▶ _Task objective_:
Restate each line of the listing exactly, without carrying over any pictures.

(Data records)
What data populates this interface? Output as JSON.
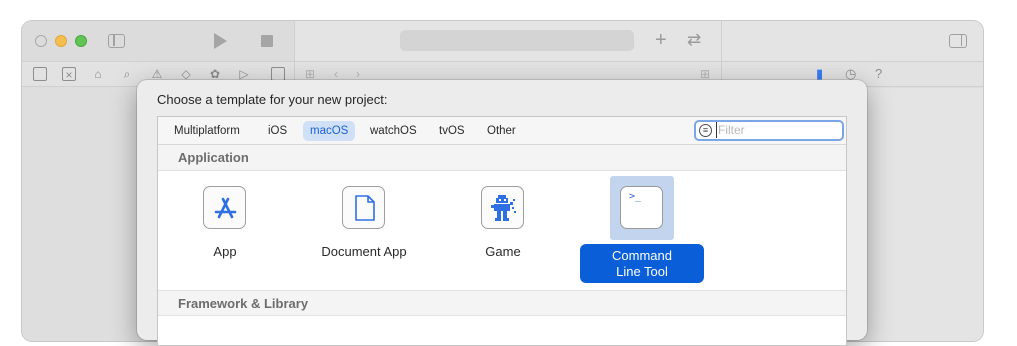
{
  "window": {
    "traffic_lights": [
      "close",
      "minimize",
      "zoom"
    ],
    "toolbar_icons": [
      "sidebar-toggle-icon",
      "play-icon",
      "stop-icon",
      "plus-icon",
      "swap-icon",
      "inspector-toggle-icon"
    ]
  },
  "sheet": {
    "title": "Choose a template for your new project:",
    "tabs": [
      {
        "label": "Multiplatform",
        "active": false
      },
      {
        "label": "iOS",
        "active": false
      },
      {
        "label": "macOS",
        "active": true
      },
      {
        "label": "watchOS",
        "active": false
      },
      {
        "label": "tvOS",
        "active": false
      },
      {
        "label": "Other",
        "active": false
      }
    ],
    "filter": {
      "placeholder": "Filter",
      "value": ""
    },
    "sections": [
      {
        "title": "Application",
        "templates": [
          {
            "label": "App",
            "icon": "app-store-icon",
            "selected": false
          },
          {
            "label": "Document App",
            "icon": "document-icon",
            "selected": false
          },
          {
            "label": "Game",
            "icon": "game-sprite-icon",
            "selected": false
          },
          {
            "label": "Command\nLine Tool",
            "icon": "terminal-icon",
            "selected": true
          }
        ]
      },
      {
        "title": "Framework & Library",
        "templates": []
      }
    ]
  },
  "colors": {
    "accent": "#0a5fd8",
    "selection_bg": "#c3d5ee",
    "active_tab_bg": "#cfe0f7"
  }
}
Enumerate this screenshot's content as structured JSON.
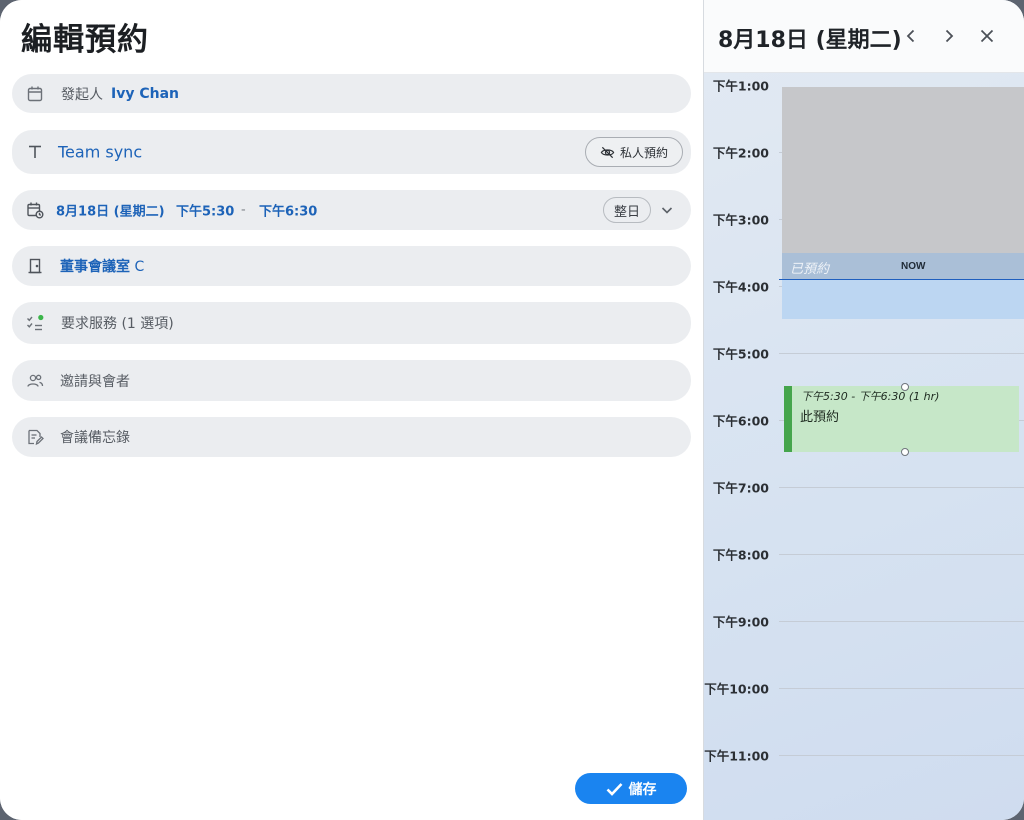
{
  "form": {
    "title": "編輯預約",
    "organizer_label": "發起人",
    "organizer_name": "Ivy Chan",
    "subject": "Team sync",
    "private_label": "私人預約",
    "date": "8月18日 (星期二)",
    "start_time": "下午5:30",
    "time_separator": "-",
    "end_time": "下午6:30",
    "all_day_label": "整日",
    "room_name": "董事會議室",
    "room_suffix": "C",
    "services_label": "要求服務 (1 選項)",
    "invite_label": "邀請與會者",
    "notes_label": "會議備忘錄",
    "save_label": "儲存"
  },
  "calendar": {
    "date_title": "8月18日 (星期二)",
    "partial_top_label": "下午1:00",
    "hours": [
      "下午2:00",
      "下午3:00",
      "下午4:00",
      "下午5:00",
      "下午6:00",
      "下午7:00",
      "下午8:00",
      "下午9:00",
      "下午10:00",
      "下午11:00"
    ],
    "booked_label": "已預約",
    "now_label": "NOW",
    "event_time": "下午5:30 - 下午6:30 (1 hr)",
    "event_title": "此預約"
  },
  "colors": {
    "accent": "#1a84f0",
    "link_blue": "#1d63b8",
    "event_green": "#45a54c",
    "event_fill": "#c6e7c8",
    "services_dot": "#3bb54a"
  },
  "icons": {
    "organizer": "calendar-icon",
    "subject": "text-icon",
    "private": "eye-off-icon",
    "datetime": "calendar-clock-icon",
    "room": "door-icon",
    "services": "checklist-icon",
    "invite": "people-icon",
    "notes": "note-edit-icon",
    "prev": "chevron-left-icon",
    "next": "chevron-right-icon",
    "close": "close-icon",
    "save": "check-icon"
  }
}
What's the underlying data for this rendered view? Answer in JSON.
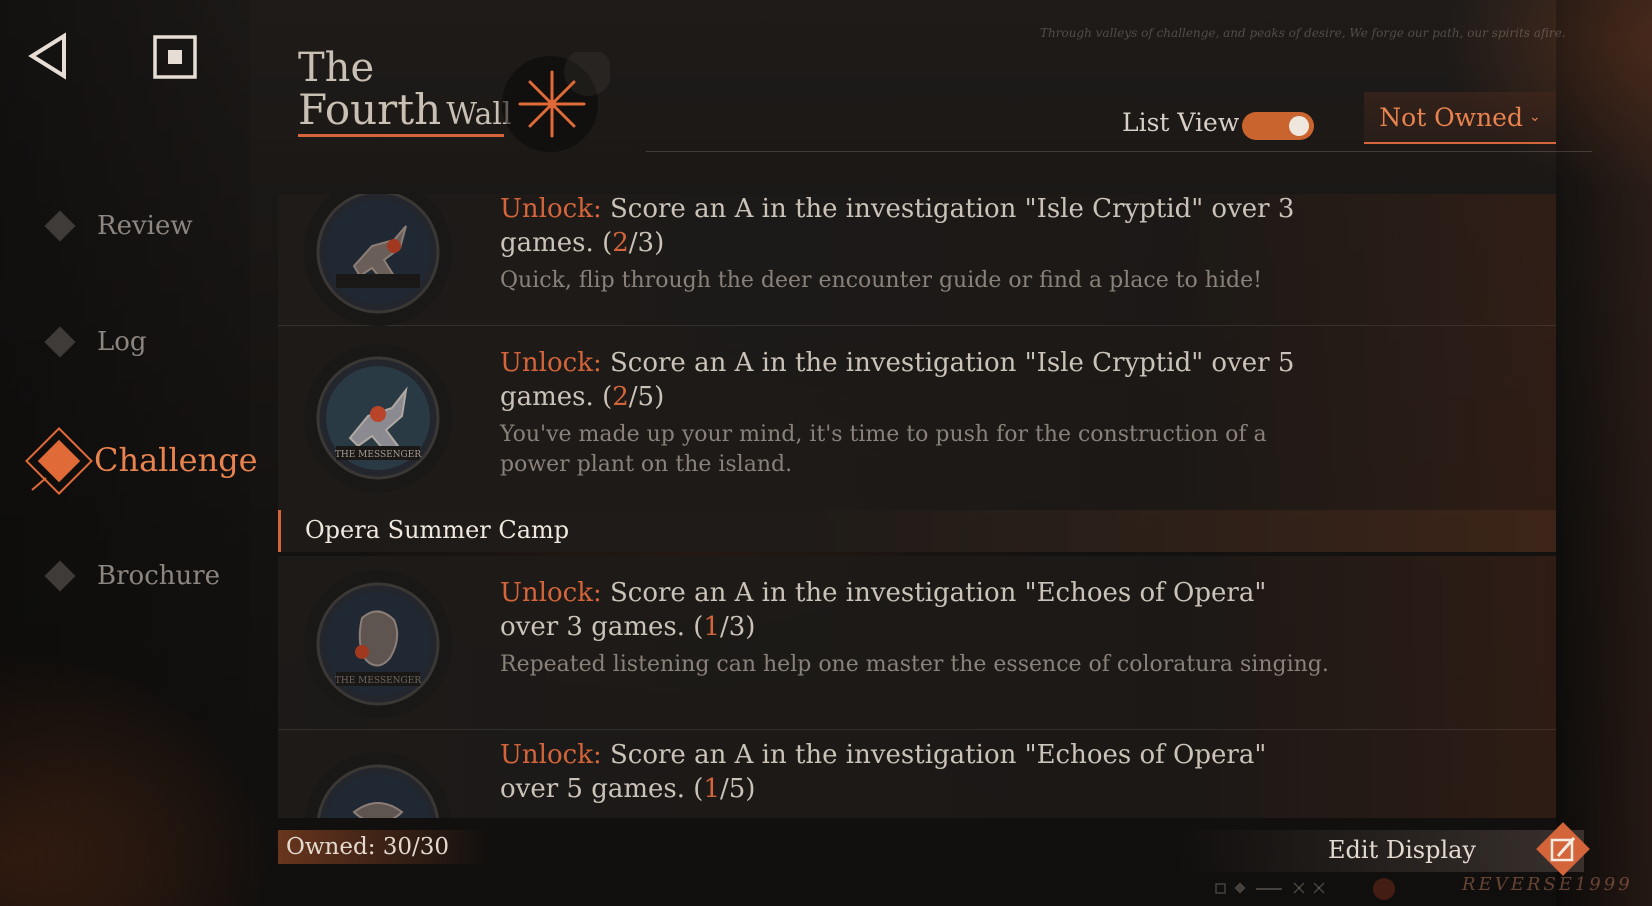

▶ _Result of this exercise_:
What data populates this interface? Output as JSON.
{
  "window": {
    "traffic_lights": [
      "close",
      "minimize",
      "zoom"
    ],
    "toolbar_icons": [
      "sidebar-toggle-icon",
      "play-icon",
      "stop-icon",
      "plus-icon",
      "swap-icon",
      "inspector-toggle-icon"
    ]
  },
  "sheet": {
    "title": "Choose a template for your new project:",
    "tabs": [
      {
        "label": "Multiplatform",
        "active": false
      },
      {
        "label": "iOS",
        "active": false
      },
      {
        "label": "macOS",
        "active": true
      },
      {
        "label": "watchOS",
        "active": false
      },
      {
        "label": "tvOS",
        "active": false
      },
      {
        "label": "Other",
        "active": false
      }
    ],
    "filter": {
      "placeholder": "Filter",
      "value": ""
    },
    "sections": [
      {
        "title": "Application",
        "templates": [
          {
            "label": "App",
            "icon": "app-store-icon",
            "selected": false
          },
          {
            "label": "Document App",
            "icon": "document-icon",
            "selected": false
          },
          {
            "label": "Game",
            "icon": "game-sprite-icon",
            "selected": false
          },
          {
            "label": "Command\nLine Tool",
            "icon": "terminal-icon",
            "selected": true
          }
        ]
      },
      {
        "title": "Framework & Library",
        "templates": []
      }
    ]
  },
  "colors": {
    "accent": "#0a5fd8",
    "selection_bg": "#c3d5ee",
    "active_tab_bg": "#cfe0f7"
  }
}
Enumerate this screenshot's content as structured JSON.
{
  "form": {
    "title": "編輯預約",
    "organizer_label": "發起人",
    "organizer_name": "Ivy Chan",
    "subject": "Team sync",
    "private_label": "私人預約",
    "date": "8月18日 (星期二)",
    "start_time": "下午5:30",
    "time_separator": "-",
    "end_time": "下午6:30",
    "all_day_label": "整日",
    "room_name": "董事會議室",
    "room_suffix": "C",
    "services_label": "要求服務 (1 選項)",
    "invite_label": "邀請與會者",
    "notes_label": "會議備忘錄",
    "save_label": "儲存"
  },
  "calendar": {
    "date_title": "8月18日 (星期二)",
    "partial_top_label": "下午1:00",
    "hours": [
      "下午2:00",
      "下午3:00",
      "下午4:00",
      "下午5:00",
      "下午6:00",
      "下午7:00",
      "下午8:00",
      "下午9:00",
      "下午10:00",
      "下午11:00"
    ],
    "booked_label": "已預約",
    "now_label": "NOW",
    "event_time": "下午5:30 - 下午6:30 (1 hr)",
    "event_title": "此預約"
  },
  "colors": {
    "accent": "#1a84f0",
    "link_blue": "#1d63b8",
    "event_green": "#45a54c",
    "event_fill": "#c6e7c8",
    "services_dot": "#3bb54a"
  },
  "icons": {
    "organizer": "calendar-icon",
    "subject": "text-icon",
    "private": "eye-off-icon",
    "datetime": "calendar-clock-icon",
    "room": "door-icon",
    "services": "checklist-icon",
    "invite": "people-icon",
    "notes": "note-edit-icon",
    "prev": "chevron-left-icon",
    "next": "chevron-right-icon",
    "close": "close-icon",
    "save": "check-icon"
  }
}
What's the underlying data for this rendered view? Answer in JSON.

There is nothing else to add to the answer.